**Directive**
Extract each line where the string "данной" shows up.

**Dataset extract**
________________

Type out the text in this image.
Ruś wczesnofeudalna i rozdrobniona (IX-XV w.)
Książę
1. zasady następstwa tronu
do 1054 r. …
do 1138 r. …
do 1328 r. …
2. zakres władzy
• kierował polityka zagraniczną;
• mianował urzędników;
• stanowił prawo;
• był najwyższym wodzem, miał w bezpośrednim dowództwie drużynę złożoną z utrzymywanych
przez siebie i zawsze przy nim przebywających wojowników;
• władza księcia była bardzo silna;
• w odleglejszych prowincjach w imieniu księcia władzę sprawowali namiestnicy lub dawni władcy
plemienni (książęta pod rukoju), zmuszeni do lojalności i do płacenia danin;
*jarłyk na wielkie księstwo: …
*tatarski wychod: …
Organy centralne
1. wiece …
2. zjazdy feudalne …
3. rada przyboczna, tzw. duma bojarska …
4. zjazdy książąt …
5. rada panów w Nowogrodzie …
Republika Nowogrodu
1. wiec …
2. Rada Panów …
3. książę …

________________

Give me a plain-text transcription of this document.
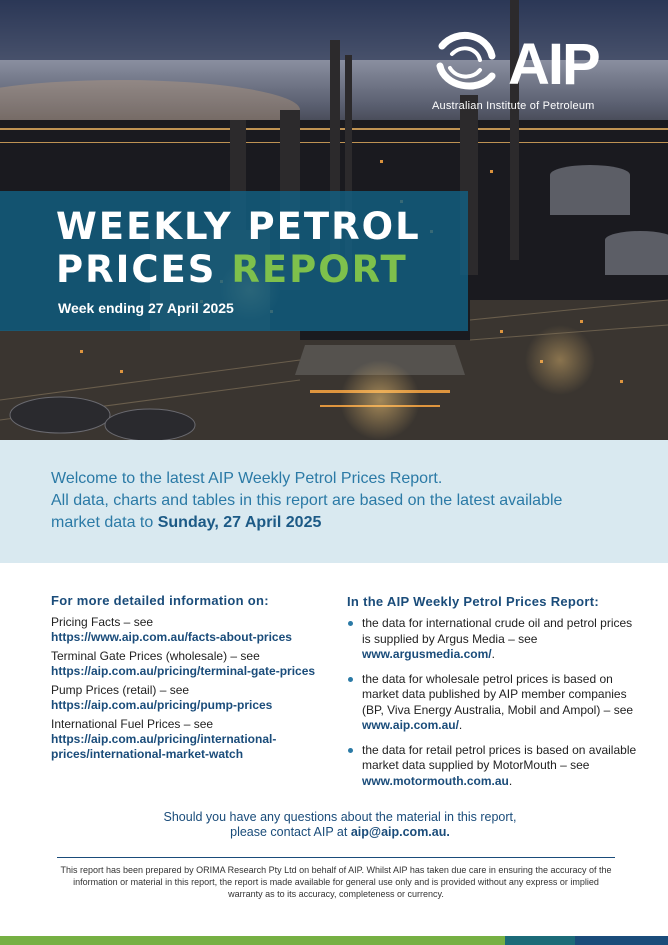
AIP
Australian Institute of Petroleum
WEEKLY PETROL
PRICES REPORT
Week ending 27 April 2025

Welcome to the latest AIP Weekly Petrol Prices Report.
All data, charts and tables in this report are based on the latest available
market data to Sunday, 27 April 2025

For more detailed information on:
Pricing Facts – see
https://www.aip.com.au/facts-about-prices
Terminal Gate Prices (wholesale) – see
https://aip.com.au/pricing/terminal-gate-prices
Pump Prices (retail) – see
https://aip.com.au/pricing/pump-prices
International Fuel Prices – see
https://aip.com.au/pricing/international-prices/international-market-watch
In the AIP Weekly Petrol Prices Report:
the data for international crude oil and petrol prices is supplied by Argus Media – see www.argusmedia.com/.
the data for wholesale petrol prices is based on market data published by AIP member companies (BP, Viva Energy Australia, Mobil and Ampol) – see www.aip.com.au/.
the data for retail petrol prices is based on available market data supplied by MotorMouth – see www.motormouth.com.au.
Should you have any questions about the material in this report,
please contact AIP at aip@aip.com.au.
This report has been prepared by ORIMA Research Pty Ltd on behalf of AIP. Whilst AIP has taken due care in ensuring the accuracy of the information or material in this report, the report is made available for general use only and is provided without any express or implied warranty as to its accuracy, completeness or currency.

________________

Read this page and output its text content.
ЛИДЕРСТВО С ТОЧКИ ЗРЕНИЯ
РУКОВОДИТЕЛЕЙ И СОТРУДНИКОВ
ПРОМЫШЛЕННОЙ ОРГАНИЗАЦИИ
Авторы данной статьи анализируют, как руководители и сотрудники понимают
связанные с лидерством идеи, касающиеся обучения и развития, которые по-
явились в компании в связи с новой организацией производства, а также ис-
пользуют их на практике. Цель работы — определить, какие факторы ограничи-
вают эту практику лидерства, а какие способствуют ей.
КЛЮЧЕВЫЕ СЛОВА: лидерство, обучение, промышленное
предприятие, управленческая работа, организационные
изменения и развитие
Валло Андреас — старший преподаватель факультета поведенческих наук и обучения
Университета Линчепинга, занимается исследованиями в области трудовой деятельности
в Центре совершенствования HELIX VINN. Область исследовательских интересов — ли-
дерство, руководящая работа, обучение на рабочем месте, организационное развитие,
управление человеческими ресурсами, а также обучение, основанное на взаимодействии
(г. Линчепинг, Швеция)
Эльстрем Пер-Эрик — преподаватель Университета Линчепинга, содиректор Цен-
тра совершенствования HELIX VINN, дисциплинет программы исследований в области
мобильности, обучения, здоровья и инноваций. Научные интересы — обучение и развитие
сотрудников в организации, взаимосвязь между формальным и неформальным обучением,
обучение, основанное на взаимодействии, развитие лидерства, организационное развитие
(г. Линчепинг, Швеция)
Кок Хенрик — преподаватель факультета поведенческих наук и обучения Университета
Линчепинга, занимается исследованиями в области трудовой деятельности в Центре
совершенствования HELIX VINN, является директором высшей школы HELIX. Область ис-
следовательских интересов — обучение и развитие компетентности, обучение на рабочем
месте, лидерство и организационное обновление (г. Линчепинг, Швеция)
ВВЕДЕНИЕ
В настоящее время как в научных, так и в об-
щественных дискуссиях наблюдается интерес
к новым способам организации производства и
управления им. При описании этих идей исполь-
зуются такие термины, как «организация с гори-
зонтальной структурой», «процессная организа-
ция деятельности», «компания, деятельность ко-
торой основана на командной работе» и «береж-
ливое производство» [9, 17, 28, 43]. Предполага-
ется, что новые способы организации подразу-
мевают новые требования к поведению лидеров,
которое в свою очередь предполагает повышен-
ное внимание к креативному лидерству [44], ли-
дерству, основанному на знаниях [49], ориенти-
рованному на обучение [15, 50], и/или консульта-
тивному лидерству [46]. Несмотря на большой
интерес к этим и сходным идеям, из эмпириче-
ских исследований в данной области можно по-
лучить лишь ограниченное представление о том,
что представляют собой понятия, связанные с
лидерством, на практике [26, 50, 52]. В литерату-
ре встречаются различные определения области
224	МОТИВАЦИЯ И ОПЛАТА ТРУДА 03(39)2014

________________

**Answer to this task**
Авторы данной статьи анализируют, как руководители и сотрудники понимают
ских исследований в данной области можно по-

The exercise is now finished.